Problem requirements: Drop all images and give the records again exactly.

The data:
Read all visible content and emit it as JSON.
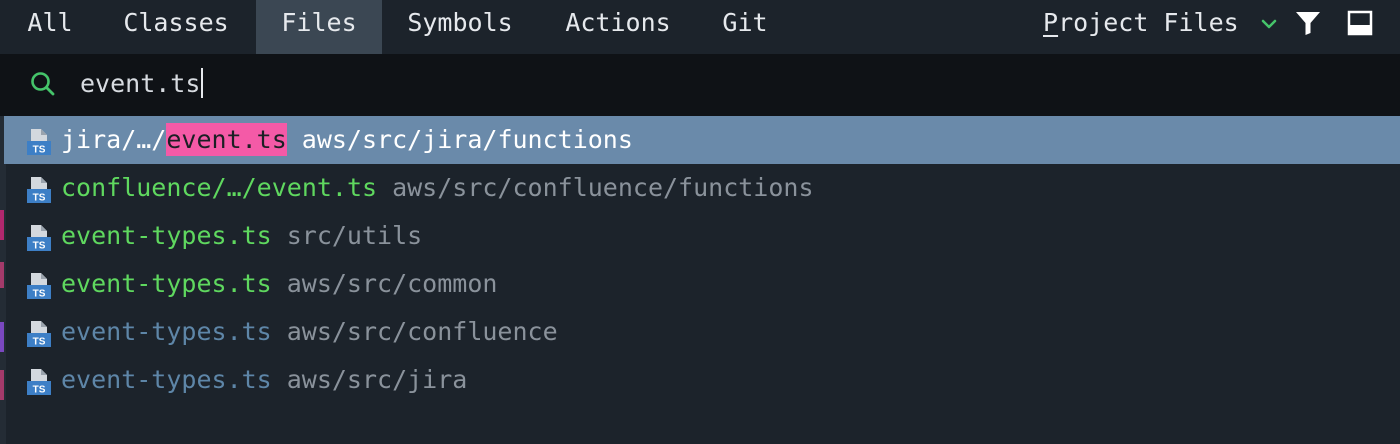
{
  "tabs": [
    {
      "label": "All",
      "active": false
    },
    {
      "label": "Classes",
      "active": false
    },
    {
      "label": "Files",
      "active": true
    },
    {
      "label": "Symbols",
      "active": false
    },
    {
      "label": "Actions",
      "active": false
    },
    {
      "label": "Git",
      "active": false
    }
  ],
  "scope": {
    "mnemonic": "P",
    "rest": "roject Files",
    "dropdown_icon": "chevron-down-icon",
    "filter_icon": "filter-icon",
    "pin_icon": "pin-window-icon"
  },
  "search": {
    "icon": "search-icon",
    "query": "event.ts"
  },
  "results": [
    {
      "prefix": "jira/…/",
      "match": "event.ts",
      "name": "",
      "path": "aws/src/jira/functions",
      "selected": true,
      "status": "selected",
      "icon": "typescript-file-icon"
    },
    {
      "prefix": "",
      "match": "",
      "name": "confluence/…/event.ts",
      "path": "aws/src/confluence/functions",
      "selected": false,
      "status": "added",
      "icon": "typescript-file-icon"
    },
    {
      "prefix": "",
      "match": "",
      "name": "event-types.ts",
      "path": "src/utils",
      "selected": false,
      "status": "added",
      "icon": "typescript-file-icon"
    },
    {
      "prefix": "",
      "match": "",
      "name": "event-types.ts",
      "path": "aws/src/common",
      "selected": false,
      "status": "added",
      "icon": "typescript-file-icon"
    },
    {
      "prefix": "",
      "match": "",
      "name": "event-types.ts",
      "path": "aws/src/confluence",
      "selected": false,
      "status": "unchanged",
      "icon": "typescript-file-icon"
    },
    {
      "prefix": "",
      "match": "",
      "name": "event-types.ts",
      "path": "aws/src/jira",
      "selected": false,
      "status": "unchanged",
      "icon": "typescript-file-icon"
    }
  ],
  "colors": {
    "background": "#1c232b",
    "active_tab": "#3b4753",
    "search_background": "#0f1216",
    "selection": "#6a8aaa",
    "highlight": "#f45aa7",
    "added_file": "#5fd85f",
    "unchanged_file": "#5e86a8",
    "path_text": "#8a929b",
    "accent_green": "#45c46a",
    "ts_badge": "#3d7fc6"
  }
}
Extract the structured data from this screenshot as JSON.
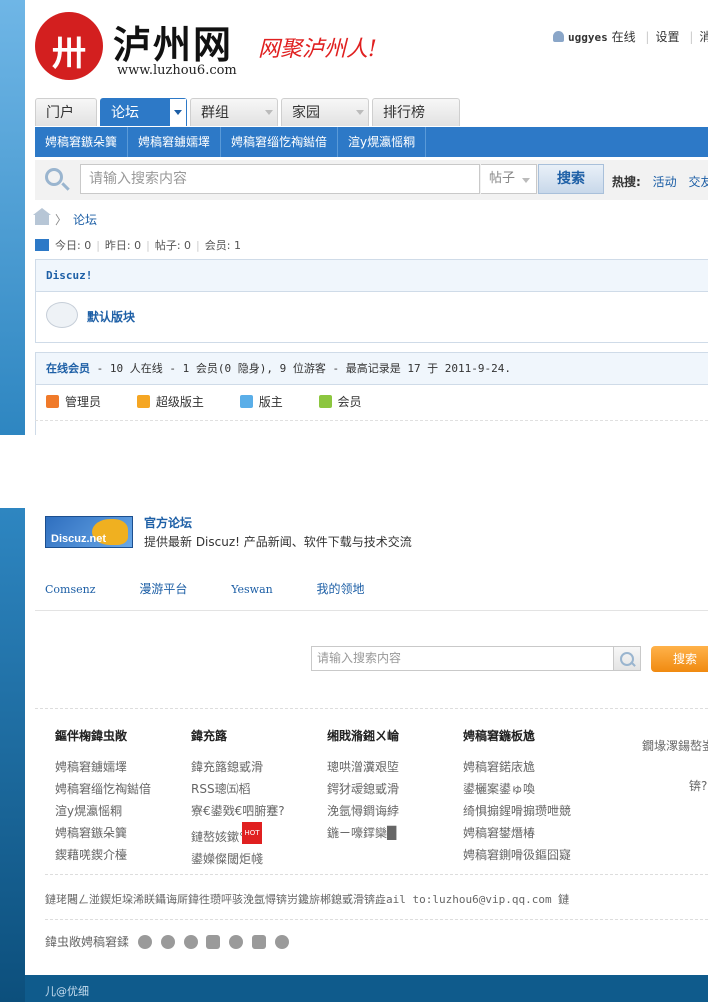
{
  "header": {
    "logo_mark": "卅",
    "logo_text": "泸州网",
    "logo_url": "www.luzhou6.com",
    "slogan": "网聚泸州人!",
    "username": "uggyes",
    "status": "在线",
    "settings": "设置",
    "messages": "消"
  },
  "nav": {
    "tabs": [
      "门户",
      "论坛",
      "群组",
      "家园",
      "排行榜"
    ],
    "active_tab": "论坛",
    "subnav": [
      "娉稿窘鏃朵簨",
      "娉稿窘鐪嬬墿",
      "娉稿窘缁忔祹鐑偣",
      "渲у熀瀛愮粡"
    ]
  },
  "search": {
    "placeholder": "请输入搜索内容",
    "type": "帖子",
    "button": "搜索",
    "hot_label": "热搜:",
    "hot_items": [
      "活动",
      "交友"
    ]
  },
  "breadcrumb": {
    "current": "论坛"
  },
  "stats": {
    "today": "今日: 0",
    "yesterday": "昨日: 0",
    "posts": "帖子: 0",
    "members": "会员: 1"
  },
  "forum": {
    "category": "Discuz!",
    "board": "默认版块"
  },
  "online": {
    "title": "在线会员",
    "summary": " - 10 人在线 - 1 会员(0 隐身), 9 位游客 - 最高记录是 17 于 2011-9-24.",
    "legend": [
      {
        "label": "管理员",
        "color": "#f07a2a"
      },
      {
        "label": "超级版主",
        "color": "#f5a623"
      },
      {
        "label": "版主",
        "color": "#5aaee8"
      },
      {
        "label": "会员",
        "color": "#8cc63f"
      }
    ]
  },
  "links": {
    "logo_text": "Discuz.net",
    "title": "官方论坛",
    "description": "提供最新 Discuz! 产品新闻、软件下载与技术交流",
    "partners": [
      "Comsenz",
      "漫游平台",
      "Yeswan",
      "我的领地"
    ]
  },
  "search2": {
    "placeholder": "请输入搜索内容",
    "button": "搜索"
  },
  "footer": {
    "columns": [
      {
        "title": "鏂伴椈鍏虫敞",
        "items": [
          "娉稿窘鐪嬬墿",
          "娉稿窘缁忔祹鐑偣",
          "渲у熀瀛愮粡",
          "娉稿窘鏃朵簨",
          "鍥藉唴鍥介檯"
        ]
      },
      {
        "title": "鍏充簬",
        "items": [
          "鍏充簬鎴戜滑",
          "RSS璁㈤槄",
          "寮€鍙戣€呬腑蹇?",
          "鏈嶅姟鏉℃",
          "鍙嬫儏閾炬帴"
        ]
      },
      {
        "title": "缃戝潃鎺ㄨ崘",
        "items": [
          "璁哄潧瀵艰埅",
          "鍔犲叆鎴戜滑",
          "浼氬憳鐧诲綍",
          "鍦ㄧ嚎鐣欒█"
        ]
      },
      {
        "title": "娉稿窘鍦板尯",
        "items": [
          "娉稿窘鍩庡尯",
          "鍙欐案鍙ゅ喚",
          "绮惧搧鍟嗗搧瓒呭競",
          "娉稿窘鐢熸椿",
          "娉稿窘鍘嗗彶鏂囧寲"
        ]
      }
    ],
    "side_title": "鐗堟潈鍚嶅崟 h 闀",
    "side_note": "锛?",
    "hot_badge": "HOT",
    "info_line": "鏈珯闀ㄥ湴鍥炬垜浠眹鑷诲厛鍏徃瓒呯骇浼氬憳锛岃鑱旂郴鎴戜滑锛歮ail to:luzhou6@vip.qq.com 鏈",
    "share_label": "鍏虫敞娉稿窘鍒",
    "share_icons": [
      "weibo-icon",
      "qq-icon",
      "renren-icon",
      "douban-icon",
      "kaixin-icon",
      "tencent-icon",
      "open-icon"
    ],
    "bottom": "儿@优细"
  },
  "colors": {
    "primary": "#2d79c7",
    "accent_red": "#d31f1f",
    "orange": "#f08a10",
    "link": "#1d5fa6"
  }
}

Reply:
Read all visible content and emit it as JSON.
{
  "tabs": [
    {
      "label": "All",
      "active": false
    },
    {
      "label": "Classes",
      "active": false
    },
    {
      "label": "Files",
      "active": true
    },
    {
      "label": "Symbols",
      "active": false
    },
    {
      "label": "Actions",
      "active": false
    },
    {
      "label": "Git",
      "active": false
    }
  ],
  "scope": {
    "mnemonic": "P",
    "rest": "roject Files",
    "dropdown_icon": "chevron-down-icon",
    "filter_icon": "filter-icon",
    "pin_icon": "pin-window-icon"
  },
  "search": {
    "icon": "search-icon",
    "query": "event.ts"
  },
  "results": [
    {
      "prefix": "jira/…/",
      "match": "event.ts",
      "name": "",
      "path": "aws/src/jira/functions",
      "selected": true,
      "status": "selected",
      "icon": "typescript-file-icon"
    },
    {
      "prefix": "",
      "match": "",
      "name": "confluence/…/event.ts",
      "path": "aws/src/confluence/functions",
      "selected": false,
      "status": "added",
      "icon": "typescript-file-icon"
    },
    {
      "prefix": "",
      "match": "",
      "name": "event-types.ts",
      "path": "src/utils",
      "selected": false,
      "status": "added",
      "icon": "typescript-file-icon"
    },
    {
      "prefix": "",
      "match": "",
      "name": "event-types.ts",
      "path": "aws/src/common",
      "selected": false,
      "status": "added",
      "icon": "typescript-file-icon"
    },
    {
      "prefix": "",
      "match": "",
      "name": "event-types.ts",
      "path": "aws/src/confluence",
      "selected": false,
      "status": "unchanged",
      "icon": "typescript-file-icon"
    },
    {
      "prefix": "",
      "match": "",
      "name": "event-types.ts",
      "path": "aws/src/jira",
      "selected": false,
      "status": "unchanged",
      "icon": "typescript-file-icon"
    }
  ],
  "colors": {
    "background": "#1c232b",
    "active_tab": "#3b4753",
    "search_background": "#0f1216",
    "selection": "#6a8aaa",
    "highlight": "#f45aa7",
    "added_file": "#5fd85f",
    "unchanged_file": "#5e86a8",
    "path_text": "#8a929b",
    "accent_green": "#45c46a",
    "ts_badge": "#3d7fc6"
  }
}
Extract the structured data from this screenshot as JSON.
{
  "header": {
    "logo_mark": "卅",
    "logo_text": "泸州网",
    "logo_url": "www.luzhou6.com",
    "slogan": "网聚泸州人!",
    "username": "uggyes",
    "status": "在线",
    "settings": "设置",
    "messages": "消"
  },
  "nav": {
    "tabs": [
      "门户",
      "论坛",
      "群组",
      "家园",
      "排行榜"
    ],
    "active_tab": "论坛",
    "subnav": [
      "娉稿窘鏃朵簨",
      "娉稿窘鐪嬬墿",
      "娉稿窘缁忔祹鐑偣",
      "渲у熀瀛愮粡"
    ]
  },
  "search": {
    "placeholder": "请输入搜索内容",
    "type": "帖子",
    "button": "搜索",
    "hot_label": "热搜:",
    "hot_items": [
      "活动",
      "交友"
    ]
  },
  "breadcrumb": {
    "current": "论坛"
  },
  "stats": {
    "today": "今日: 0",
    "yesterday": "昨日: 0",
    "posts": "帖子: 0",
    "members": "会员: 1"
  },
  "forum": {
    "category": "Discuz!",
    "board": "默认版块"
  },
  "online": {
    "title": "在线会员",
    "summary": " - 10 人在线 - 1 会员(0 隐身), 9 位游客 - 最高记录是 17 于 2011-9-24.",
    "legend": [
      {
        "label": "管理员",
        "color": "#f07a2a"
      },
      {
        "label": "超级版主",
        "color": "#f5a623"
      },
      {
        "label": "版主",
        "color": "#5aaee8"
      },
      {
        "label": "会员",
        "color": "#8cc63f"
      }
    ]
  },
  "links": {
    "logo_text": "Discuz.net",
    "title": "官方论坛",
    "description": "提供最新 Discuz! 产品新闻、软件下载与技术交流",
    "partners": [
      "Comsenz",
      "漫游平台",
      "Yeswan",
      "我的领地"
    ]
  },
  "search2": {
    "placeholder": "请输入搜索内容",
    "button": "搜索"
  },
  "footer": {
    "columns": [
      {
        "title": "鏂伴椈鍏虫敞",
        "items": [
          "娉稿窘鐪嬬墿",
          "娉稿窘缁忔祹鐑偣",
          "渲у熀瀛愮粡",
          "娉稿窘鏃朵簨",
          "鍥藉唴鍥介檯"
        ]
      },
      {
        "title": "鍏充簬",
        "items": [
          "鍏充簬鎴戜滑",
          "RSS璁㈤槄",
          "寮€鍙戣€呬腑蹇?",
          "鏈嶅姟鏉℃",
          "鍙嬫儏閾炬帴"
        ]
      },
      {
        "title": "缃戝潃鎺ㄨ崘",
        "items": [
          "璁哄潧瀵艰埅",
          "鍔犲叆鎴戜滑",
          "浼氬憳鐧诲綍",
          "鍦ㄧ嚎鐣欒█"
        ]
      },
      {
        "title": "娉稿窘鍦板尯",
        "items": [
          "娉稿窘鍩庡尯",
          "鍙欐案鍙ゅ喚",
          "绮惧搧鍟嗗搧瓒呭競",
          "娉稿窘鐢熸椿",
          "娉稿窘鍘嗗彶鏂囧寲"
        ]
      }
    ],
    "side_title": "鐗堟潈鍚嶅崟 h 闀",
    "side_note": "锛?",
    "hot_badge": "HOT",
    "info_line": "鏈珯闀ㄥ湴鍥炬垜浠眹鑷诲厛鍏徃瓒呯骇浼氬憳锛岃鑱旂郴鎴戜滑锛歮ail to:luzhou6@vip.qq.com 鏈",
    "share_label": "鍏虫敞娉稿窘鍒",
    "share_icons": [
      "weibo-icon",
      "qq-icon",
      "renren-icon",
      "douban-icon",
      "kaixin-icon",
      "tencent-icon",
      "open-icon"
    ],
    "bottom": "儿@优细"
  },
  "colors": {
    "primary": "#2d79c7",
    "accent_red": "#d31f1f",
    "orange": "#f08a10",
    "link": "#1d5fa6"
  }
}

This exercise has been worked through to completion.